**To be done:** Write out the records again, exactly, leaving none out.

>> start Provided records

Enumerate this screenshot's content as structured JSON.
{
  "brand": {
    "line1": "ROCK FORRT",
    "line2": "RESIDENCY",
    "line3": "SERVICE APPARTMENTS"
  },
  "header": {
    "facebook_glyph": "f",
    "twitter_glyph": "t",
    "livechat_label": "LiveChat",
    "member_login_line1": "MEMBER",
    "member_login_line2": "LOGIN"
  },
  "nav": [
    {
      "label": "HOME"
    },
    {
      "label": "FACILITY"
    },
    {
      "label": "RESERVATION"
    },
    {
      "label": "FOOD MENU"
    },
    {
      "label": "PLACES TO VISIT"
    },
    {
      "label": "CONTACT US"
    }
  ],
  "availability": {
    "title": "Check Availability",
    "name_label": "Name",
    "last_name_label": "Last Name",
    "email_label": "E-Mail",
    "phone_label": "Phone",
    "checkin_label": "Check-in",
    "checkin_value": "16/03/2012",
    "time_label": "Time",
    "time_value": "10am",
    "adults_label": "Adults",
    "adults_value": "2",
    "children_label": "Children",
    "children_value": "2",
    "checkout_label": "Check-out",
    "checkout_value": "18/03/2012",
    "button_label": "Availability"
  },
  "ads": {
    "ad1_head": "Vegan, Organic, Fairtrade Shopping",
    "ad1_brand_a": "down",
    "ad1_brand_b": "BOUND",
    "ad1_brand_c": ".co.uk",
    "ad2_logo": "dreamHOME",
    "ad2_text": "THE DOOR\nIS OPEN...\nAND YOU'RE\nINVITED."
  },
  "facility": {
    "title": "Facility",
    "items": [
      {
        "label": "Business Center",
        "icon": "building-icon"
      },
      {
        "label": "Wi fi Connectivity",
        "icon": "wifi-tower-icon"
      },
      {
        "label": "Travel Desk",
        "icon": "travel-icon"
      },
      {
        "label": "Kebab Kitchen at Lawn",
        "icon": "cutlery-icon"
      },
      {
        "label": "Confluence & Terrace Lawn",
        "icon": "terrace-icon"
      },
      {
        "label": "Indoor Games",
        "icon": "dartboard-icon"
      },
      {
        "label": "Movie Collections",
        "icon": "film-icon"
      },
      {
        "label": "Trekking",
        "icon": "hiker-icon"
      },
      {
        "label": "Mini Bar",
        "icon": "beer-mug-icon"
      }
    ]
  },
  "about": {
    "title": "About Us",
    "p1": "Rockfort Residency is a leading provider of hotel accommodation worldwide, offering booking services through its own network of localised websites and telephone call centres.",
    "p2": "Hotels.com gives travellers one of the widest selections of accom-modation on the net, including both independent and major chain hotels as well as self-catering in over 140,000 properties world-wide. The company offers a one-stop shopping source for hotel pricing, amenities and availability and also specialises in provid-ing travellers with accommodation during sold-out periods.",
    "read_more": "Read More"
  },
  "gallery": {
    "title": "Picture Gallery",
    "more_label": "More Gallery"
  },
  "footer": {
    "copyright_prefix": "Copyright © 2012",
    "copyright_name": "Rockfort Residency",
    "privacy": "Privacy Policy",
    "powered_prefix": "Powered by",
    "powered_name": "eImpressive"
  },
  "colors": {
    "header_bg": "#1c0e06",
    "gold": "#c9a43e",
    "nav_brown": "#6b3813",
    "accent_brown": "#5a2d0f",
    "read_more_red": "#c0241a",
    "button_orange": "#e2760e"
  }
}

>> end Provided records

**Exercise output:**
Enumerate this screenshot's content as structured JSON.
{
  "brand": {
    "line1": "ROCK FORRT",
    "line2": "RESIDENCY",
    "line3": "SERVICE APPARTMENTS"
  },
  "header": {
    "facebook_glyph": "f",
    "twitter_glyph": "t",
    "livechat_label": "LiveChat",
    "member_login_line1": "MEMBER",
    "member_login_line2": "LOGIN"
  },
  "nav": [
    {
      "label": "HOME"
    },
    {
      "label": "FACILITY"
    },
    {
      "label": "RESERVATION"
    },
    {
      "label": "FOOD MENU"
    },
    {
      "label": "PLACES TO VISIT"
    },
    {
      "label": "CONTACT US"
    }
  ],
  "availability": {
    "title": "Check Availability",
    "name_label": "Name",
    "last_name_label": "Last Name",
    "email_label": "E-Mail",
    "phone_label": "Phone",
    "checkin_label": "Check-in",
    "checkin_value": "16/03/2012",
    "time_label": "Time",
    "time_value": "10am",
    "adults_label": "Adults",
    "adults_value": "2",
    "children_label": "Children",
    "children_value": "2",
    "checkout_label": "Check-out",
    "checkout_value": "18/03/2012",
    "button_label": "Availability"
  },
  "ads": {
    "ad1_head": "Vegan, Organic, Fairtrade Shopping",
    "ad1_brand_a": "down",
    "ad1_brand_b": "BOUND",
    "ad1_brand_c": ".co.uk",
    "ad2_logo": "dreamHOME",
    "ad2_text": "THE DOOR\nIS OPEN...\nAND YOU'RE\nINVITED."
  },
  "facility": {
    "title": "Facility",
    "items": [
      {
        "label": "Business Center",
        "icon": "building-icon"
      },
      {
        "label": "Wi fi Connectivity",
        "icon": "wifi-tower-icon"
      },
      {
        "label": "Travel Desk",
        "icon": "travel-icon"
      },
      {
        "label": "Kebab Kitchen at Lawn",
        "icon": "cutlery-icon"
      },
      {
        "label": "Confluence & Terrace Lawn",
        "icon": "terrace-icon"
      },
      {
        "label": "Indoor Games",
        "icon": "dartboard-icon"
      },
      {
        "label": "Movie Collections",
        "icon": "film-icon"
      },
      {
        "label": "Trekking",
        "icon": "hiker-icon"
      },
      {
        "label": "Mini Bar",
        "icon": "beer-mug-icon"
      }
    ]
  },
  "about": {
    "title": "About Us",
    "p1": "Rockfort Residency is a leading provider of hotel accommodation worldwide, offering booking services through its own network of localised websites and telephone call centres.",
    "p2": "Hotels.com gives travellers one of the widest selections of accom-modation on the net, including both independent and major chain hotels as well as self-catering in over 140,000 properties world-wide. The company offers a one-stop shopping source for hotel pricing, amenities and availability and also specialises in provid-ing travellers with accommodation during sold-out periods.",
    "read_more": "Read More"
  },
  "gallery": {
    "title": "Picture Gallery",
    "more_label": "More Gallery"
  },
  "footer": {
    "copyright_prefix": "Copyright © 2012",
    "copyright_name": "Rockfort Residency",
    "privacy": "Privacy Policy",
    "powered_prefix": "Powered by",
    "powered_name": "eImpressive"
  },
  "colors": {
    "header_bg": "#1c0e06",
    "gold": "#c9a43e",
    "nav_brown": "#6b3813",
    "accent_brown": "#5a2d0f",
    "read_more_red": "#c0241a",
    "button_orange": "#e2760e"
  }
}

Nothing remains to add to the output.